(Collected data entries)
>> Start

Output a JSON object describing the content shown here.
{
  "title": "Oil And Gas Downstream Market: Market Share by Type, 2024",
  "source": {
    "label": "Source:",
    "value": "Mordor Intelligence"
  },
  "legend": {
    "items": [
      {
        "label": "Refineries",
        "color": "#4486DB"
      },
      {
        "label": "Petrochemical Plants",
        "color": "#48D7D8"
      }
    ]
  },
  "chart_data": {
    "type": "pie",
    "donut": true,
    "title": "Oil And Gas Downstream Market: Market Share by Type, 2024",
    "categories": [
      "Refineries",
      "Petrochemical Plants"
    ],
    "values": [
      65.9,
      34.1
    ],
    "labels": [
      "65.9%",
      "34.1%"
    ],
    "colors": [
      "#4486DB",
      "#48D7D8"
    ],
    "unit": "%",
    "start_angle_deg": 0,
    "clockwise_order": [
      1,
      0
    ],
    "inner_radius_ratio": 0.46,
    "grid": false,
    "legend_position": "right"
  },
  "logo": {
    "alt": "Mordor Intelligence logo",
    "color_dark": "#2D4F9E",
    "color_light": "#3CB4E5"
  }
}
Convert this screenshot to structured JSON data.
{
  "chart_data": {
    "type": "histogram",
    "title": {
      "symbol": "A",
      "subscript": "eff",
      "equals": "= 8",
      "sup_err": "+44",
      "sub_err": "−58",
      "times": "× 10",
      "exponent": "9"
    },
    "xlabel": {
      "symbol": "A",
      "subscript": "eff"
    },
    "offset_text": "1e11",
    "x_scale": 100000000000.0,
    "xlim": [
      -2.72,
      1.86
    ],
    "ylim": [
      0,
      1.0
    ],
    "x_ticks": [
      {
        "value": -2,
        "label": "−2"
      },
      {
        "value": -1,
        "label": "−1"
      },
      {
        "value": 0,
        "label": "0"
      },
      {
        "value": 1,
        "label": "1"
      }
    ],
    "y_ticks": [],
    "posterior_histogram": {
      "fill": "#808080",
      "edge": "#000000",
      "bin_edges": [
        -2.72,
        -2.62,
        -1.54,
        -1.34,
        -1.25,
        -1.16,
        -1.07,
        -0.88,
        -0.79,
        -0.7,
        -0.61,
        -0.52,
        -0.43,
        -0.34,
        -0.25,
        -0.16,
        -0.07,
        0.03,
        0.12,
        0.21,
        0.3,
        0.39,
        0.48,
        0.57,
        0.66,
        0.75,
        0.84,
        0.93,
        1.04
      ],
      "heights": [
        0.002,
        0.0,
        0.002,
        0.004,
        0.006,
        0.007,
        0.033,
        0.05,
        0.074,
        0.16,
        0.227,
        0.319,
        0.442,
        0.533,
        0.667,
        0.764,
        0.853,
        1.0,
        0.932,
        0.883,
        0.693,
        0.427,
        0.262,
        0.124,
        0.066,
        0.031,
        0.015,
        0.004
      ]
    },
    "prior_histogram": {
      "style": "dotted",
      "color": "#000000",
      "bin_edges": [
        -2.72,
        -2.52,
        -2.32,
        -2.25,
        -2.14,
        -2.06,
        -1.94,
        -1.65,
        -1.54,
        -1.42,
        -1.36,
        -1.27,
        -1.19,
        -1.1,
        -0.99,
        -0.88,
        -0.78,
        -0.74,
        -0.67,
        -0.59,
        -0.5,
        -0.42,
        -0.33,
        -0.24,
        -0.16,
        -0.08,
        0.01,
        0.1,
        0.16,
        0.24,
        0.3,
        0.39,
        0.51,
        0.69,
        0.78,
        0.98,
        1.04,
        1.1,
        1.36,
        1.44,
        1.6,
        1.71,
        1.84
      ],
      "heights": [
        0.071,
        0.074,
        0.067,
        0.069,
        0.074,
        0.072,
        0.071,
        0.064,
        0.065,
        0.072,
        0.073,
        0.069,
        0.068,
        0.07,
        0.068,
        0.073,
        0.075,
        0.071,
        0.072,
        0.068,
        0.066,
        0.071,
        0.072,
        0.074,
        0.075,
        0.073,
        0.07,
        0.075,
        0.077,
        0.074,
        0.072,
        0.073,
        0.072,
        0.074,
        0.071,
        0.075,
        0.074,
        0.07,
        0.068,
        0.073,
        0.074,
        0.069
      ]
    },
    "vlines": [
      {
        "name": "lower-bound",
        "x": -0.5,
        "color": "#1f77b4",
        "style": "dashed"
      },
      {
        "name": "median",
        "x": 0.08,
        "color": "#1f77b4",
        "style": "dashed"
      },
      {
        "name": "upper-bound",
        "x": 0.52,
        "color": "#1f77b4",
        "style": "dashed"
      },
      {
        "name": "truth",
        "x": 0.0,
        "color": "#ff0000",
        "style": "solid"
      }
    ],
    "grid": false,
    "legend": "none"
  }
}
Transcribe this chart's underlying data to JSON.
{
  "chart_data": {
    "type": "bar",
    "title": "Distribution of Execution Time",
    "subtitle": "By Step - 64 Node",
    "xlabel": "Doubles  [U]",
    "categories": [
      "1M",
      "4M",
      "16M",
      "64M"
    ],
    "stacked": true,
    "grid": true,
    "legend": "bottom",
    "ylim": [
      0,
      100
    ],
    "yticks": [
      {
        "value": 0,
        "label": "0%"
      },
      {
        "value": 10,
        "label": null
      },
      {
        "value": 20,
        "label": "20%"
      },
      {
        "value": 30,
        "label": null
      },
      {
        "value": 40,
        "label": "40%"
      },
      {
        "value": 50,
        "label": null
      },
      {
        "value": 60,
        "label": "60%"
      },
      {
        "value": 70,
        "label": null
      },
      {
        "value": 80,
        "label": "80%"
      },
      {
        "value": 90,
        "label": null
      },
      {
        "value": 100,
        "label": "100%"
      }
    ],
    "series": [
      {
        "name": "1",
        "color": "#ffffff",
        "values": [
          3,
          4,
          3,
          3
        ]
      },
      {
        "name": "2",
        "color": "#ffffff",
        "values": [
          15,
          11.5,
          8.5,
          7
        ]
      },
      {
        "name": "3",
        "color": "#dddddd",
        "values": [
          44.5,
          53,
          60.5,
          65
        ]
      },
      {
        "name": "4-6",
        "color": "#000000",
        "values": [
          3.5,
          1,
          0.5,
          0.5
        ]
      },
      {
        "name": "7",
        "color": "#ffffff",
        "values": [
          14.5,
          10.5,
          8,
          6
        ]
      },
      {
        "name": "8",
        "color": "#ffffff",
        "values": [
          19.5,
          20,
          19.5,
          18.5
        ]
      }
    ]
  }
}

>> End

WHAT YOU HAVE TO DO: Reproduce the entire listing word for word.

ANSWER IN FULL:
Output a JSON object describing the content shown here.
{
  "title": "Oil And Gas Downstream Market: Market Share by Type, 2024",
  "source": {
    "label": "Source:",
    "value": "Mordor Intelligence"
  },
  "legend": {
    "items": [
      {
        "label": "Refineries",
        "color": "#4486DB"
      },
      {
        "label": "Petrochemical Plants",
        "color": "#48D7D8"
      }
    ]
  },
  "chart_data": {
    "type": "pie",
    "donut": true,
    "title": "Oil And Gas Downstream Market: Market Share by Type, 2024",
    "categories": [
      "Refineries",
      "Petrochemical Plants"
    ],
    "values": [
      65.9,
      34.1
    ],
    "labels": [
      "65.9%",
      "34.1%"
    ],
    "colors": [
      "#4486DB",
      "#48D7D8"
    ],
    "unit": "%",
    "start_angle_deg": 0,
    "clockwise_order": [
      1,
      0
    ],
    "inner_radius_ratio": 0.46,
    "grid": false,
    "legend_position": "right"
  },
  "logo": {
    "alt": "Mordor Intelligence logo",
    "color_dark": "#2D4F9E",
    "color_light": "#3CB4E5"
  }
}
Convert this screenshot to structured JSON data.
{
  "chart_data": {
    "type": "histogram",
    "title": {
      "symbol": "A",
      "subscript": "eff",
      "equals": "= 8",
      "sup_err": "+44",
      "sub_err": "−58",
      "times": "× 10",
      "exponent": "9"
    },
    "xlabel": {
      "symbol": "A",
      "subscript": "eff"
    },
    "offset_text": "1e11",
    "x_scale": 100000000000.0,
    "xlim": [
      -2.72,
      1.86
    ],
    "ylim": [
      0,
      1.0
    ],
    "x_ticks": [
      {
        "value": -2,
        "label": "−2"
      },
      {
        "value": -1,
        "label": "−1"
      },
      {
        "value": 0,
        "label": "0"
      },
      {
        "value": 1,
        "label": "1"
      }
    ],
    "y_ticks": [],
    "posterior_histogram": {
      "fill": "#808080",
      "edge": "#000000",
      "bin_edges": [
        -2.72,
        -2.62,
        -1.54,
        -1.34,
        -1.25,
        -1.16,
        -1.07,
        -0.88,
        -0.79,
        -0.7,
        -0.61,
        -0.52,
        -0.43,
        -0.34,
        -0.25,
        -0.16,
        -0.07,
        0.03,
        0.12,
        0.21,
        0.3,
        0.39,
        0.48,
        0.57,
        0.66,
        0.75,
        0.84,
        0.93,
        1.04
      ],
      "heights": [
        0.002,
        0.0,
        0.002,
        0.004,
        0.006,
        0.007,
        0.033,
        0.05,
        0.074,
        0.16,
        0.227,
        0.319,
        0.442,
        0.533,
        0.667,
        0.764,
        0.853,
        1.0,
        0.932,
        0.883,
        0.693,
        0.427,
        0.262,
        0.124,
        0.066,
        0.031,
        0.015,
        0.004
      ]
    },
    "prior_histogram": {
      "style": "dotted",
      "color": "#000000",
      "bin_edges": [
        -2.72,
        -2.52,
        -2.32,
        -2.25,
        -2.14,
        -2.06,
        -1.94,
        -1.65,
        -1.54,
        -1.42,
        -1.36,
        -1.27,
        -1.19,
        -1.1,
        -0.99,
        -0.88,
        -0.78,
        -0.74,
        -0.67,
        -0.59,
        -0.5,
        -0.42,
        -0.33,
        -0.24,
        -0.16,
        -0.08,
        0.01,
        0.1,
        0.16,
        0.24,
        0.3,
        0.39,
        0.51,
        0.69,
        0.78,
        0.98,
        1.04,
        1.1,
        1.36,
        1.44,
        1.6,
        1.71,
        1.84
      ],
      "heights": [
        0.071,
        0.074,
        0.067,
        0.069,
        0.074,
        0.072,
        0.071,
        0.064,
        0.065,
        0.072,
        0.073,
        0.069,
        0.068,
        0.07,
        0.068,
        0.073,
        0.075,
        0.071,
        0.072,
        0.068,
        0.066,
        0.071,
        0.072,
        0.074,
        0.075,
        0.073,
        0.07,
        0.075,
        0.077,
        0.074,
        0.072,
        0.073,
        0.072,
        0.074,
        0.071,
        0.075,
        0.074,
        0.07,
        0.068,
        0.073,
        0.074,
        0.069
      ]
    },
    "vlines": [
      {
        "name": "lower-bound",
        "x": -0.5,
        "color": "#1f77b4",
        "style": "dashed"
      },
      {
        "name": "median",
        "x": 0.08,
        "color": "#1f77b4",
        "style": "dashed"
      },
      {
        "name": "upper-bound",
        "x": 0.52,
        "color": "#1f77b4",
        "style": "dashed"
      },
      {
        "name": "truth",
        "x": 0.0,
        "color": "#ff0000",
        "style": "solid"
      }
    ],
    "grid": false,
    "legend": "none"
  }
}
Transcribe this chart's underlying data to JSON.
{
  "chart_data": {
    "type": "bar",
    "title": "Distribution of Execution Time",
    "subtitle": "By Step - 64 Node",
    "xlabel": "Doubles  [U]",
    "categories": [
      "1M",
      "4M",
      "16M",
      "64M"
    ],
    "stacked": true,
    "grid": true,
    "legend": "bottom",
    "ylim": [
      0,
      100
    ],
    "yticks": [
      {
        "value": 0,
        "label": "0%"
      },
      {
        "value": 10,
        "label": null
      },
      {
        "value": 20,
        "label": "20%"
      },
      {
        "value": 30,
        "label": null
      },
      {
        "value": 40,
        "label": "40%"
      },
      {
        "value": 50,
        "label": null
      },
      {
        "value": 60,
        "label": "60%"
      },
      {
        "value": 70,
        "label": null
      },
      {
        "value": 80,
        "label": "80%"
      },
      {
        "value": 90,
        "label": null
      },
      {
        "value": 100,
        "label": "100%"
      }
    ],
    "series": [
      {
        "name": "1",
        "color": "#ffffff",
        "values": [
          3,
          4,
          3,
          3
        ]
      },
      {
        "name": "2",
        "color": "#ffffff",
        "values": [
          15,
          11.5,
          8.5,
          7
        ]
      },
      {
        "name": "3",
        "color": "#dddddd",
        "values": [
          44.5,
          53,
          60.5,
          65
        ]
      },
      {
        "name": "4-6",
        "color": "#000000",
        "values": [
          3.5,
          1,
          0.5,
          0.5
        ]
      },
      {
        "name": "7",
        "color": "#ffffff",
        "values": [
          14.5,
          10.5,
          8,
          6
        ]
      },
      {
        "name": "8",
        "color": "#ffffff",
        "values": [
          19.5,
          20,
          19.5,
          18.5
        ]
      }
    ]
  }
}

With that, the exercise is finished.